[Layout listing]
— START —

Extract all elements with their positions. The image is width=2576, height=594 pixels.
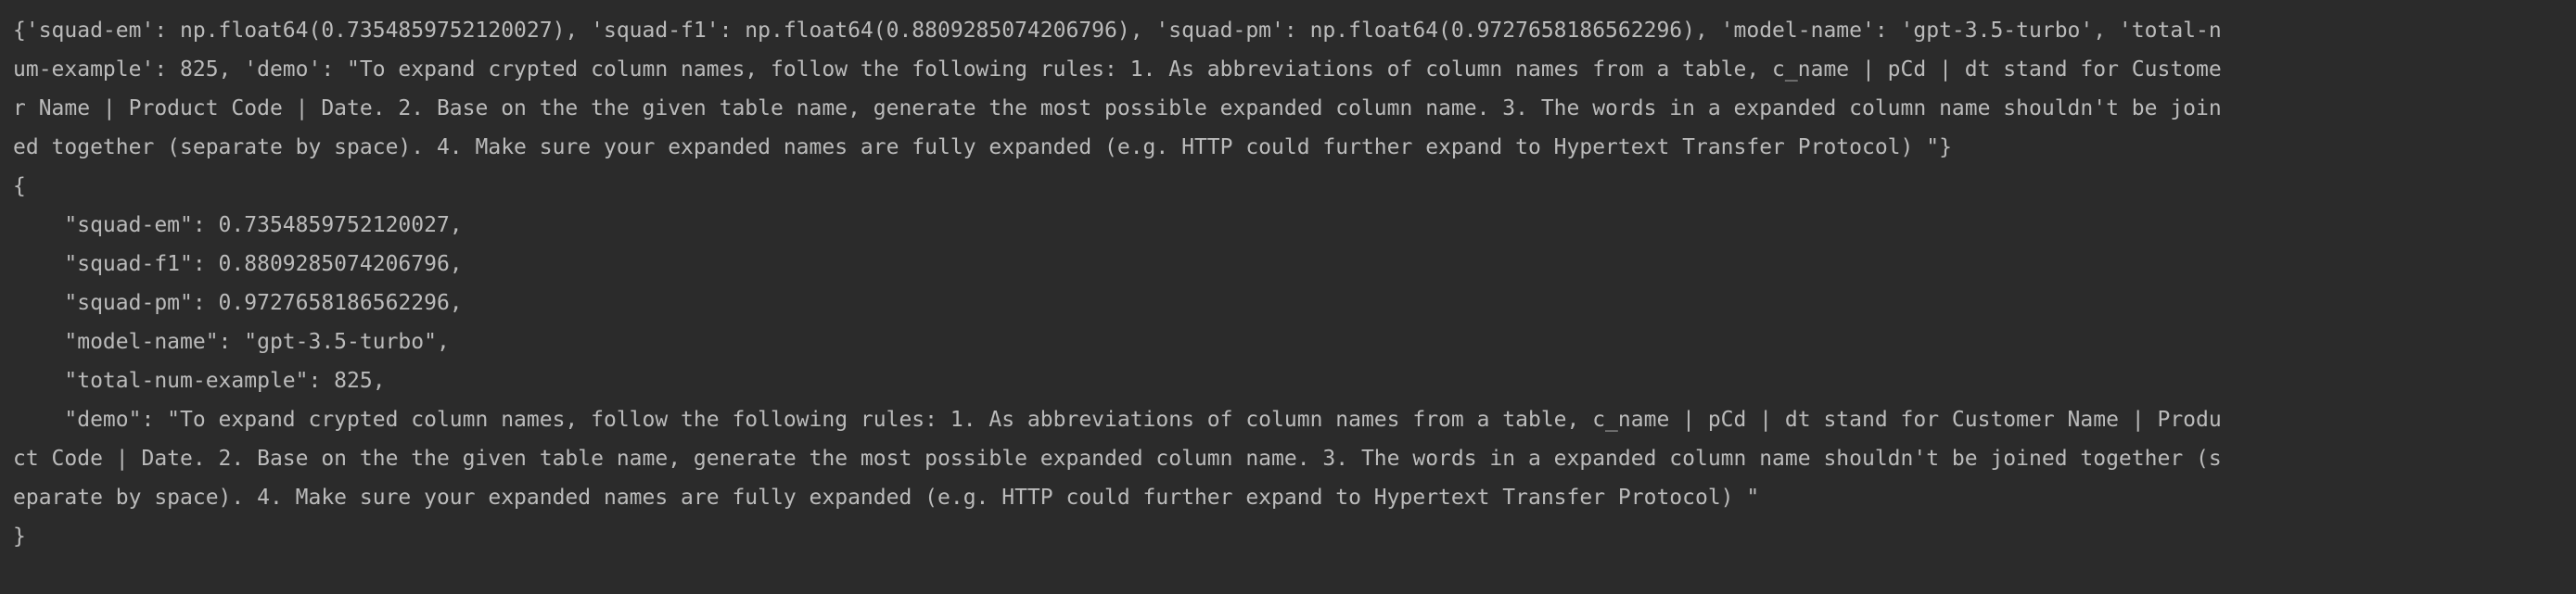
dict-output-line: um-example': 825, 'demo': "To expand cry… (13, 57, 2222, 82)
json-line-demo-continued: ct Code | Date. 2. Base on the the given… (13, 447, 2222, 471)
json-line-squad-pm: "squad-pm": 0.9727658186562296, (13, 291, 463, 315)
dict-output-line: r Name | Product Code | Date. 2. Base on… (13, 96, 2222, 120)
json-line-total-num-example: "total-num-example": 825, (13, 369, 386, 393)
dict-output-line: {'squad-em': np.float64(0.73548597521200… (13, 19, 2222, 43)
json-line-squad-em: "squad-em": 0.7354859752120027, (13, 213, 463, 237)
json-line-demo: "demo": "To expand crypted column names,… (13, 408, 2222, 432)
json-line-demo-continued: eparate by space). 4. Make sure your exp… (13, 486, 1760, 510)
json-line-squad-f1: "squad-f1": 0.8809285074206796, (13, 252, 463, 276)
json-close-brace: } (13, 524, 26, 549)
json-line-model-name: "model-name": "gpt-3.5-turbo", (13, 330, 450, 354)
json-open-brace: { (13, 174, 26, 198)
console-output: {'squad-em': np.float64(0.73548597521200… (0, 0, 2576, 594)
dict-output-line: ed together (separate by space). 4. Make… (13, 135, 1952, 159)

— END —

- [WORK TO BE COMPLETED]:
Copy every line of the listing above word for word, omitting the picture.

- [COMPLETE RESPONSE]:
Extract all elements with their positions. The image is width=2576, height=594 pixels.
dict-output-line: um-example': 825, 'demo': "To expand cry… (13, 57, 2222, 82)
json-line-demo-continued: ct Code | Date. 2. Base on the the given… (13, 447, 2222, 471)
json-line-squad-pm: "squad-pm": 0.9727658186562296, (13, 291, 463, 315)
dict-output-line: r Name | Product Code | Date. 2. Base on… (13, 96, 2222, 120)
json-line-total-num-example: "total-num-example": 825, (13, 369, 386, 393)
dict-output-line: {'squad-em': np.float64(0.73548597521200… (13, 19, 2222, 43)
json-line-squad-em: "squad-em": 0.7354859752120027, (13, 213, 463, 237)
json-line-demo: "demo": "To expand crypted column names,… (13, 408, 2222, 432)
json-line-demo-continued: eparate by space). 4. Make sure your exp… (13, 486, 1760, 510)
json-line-squad-f1: "squad-f1": 0.8809285074206796, (13, 252, 463, 276)
json-close-brace: } (13, 524, 26, 549)
json-line-model-name: "model-name": "gpt-3.5-turbo", (13, 330, 450, 354)
json-open-brace: { (13, 174, 26, 198)
console-output: {'squad-em': np.float64(0.73548597521200… (0, 0, 2576, 594)
dict-output-line: ed together (separate by space). 4. Make… (13, 135, 1952, 159)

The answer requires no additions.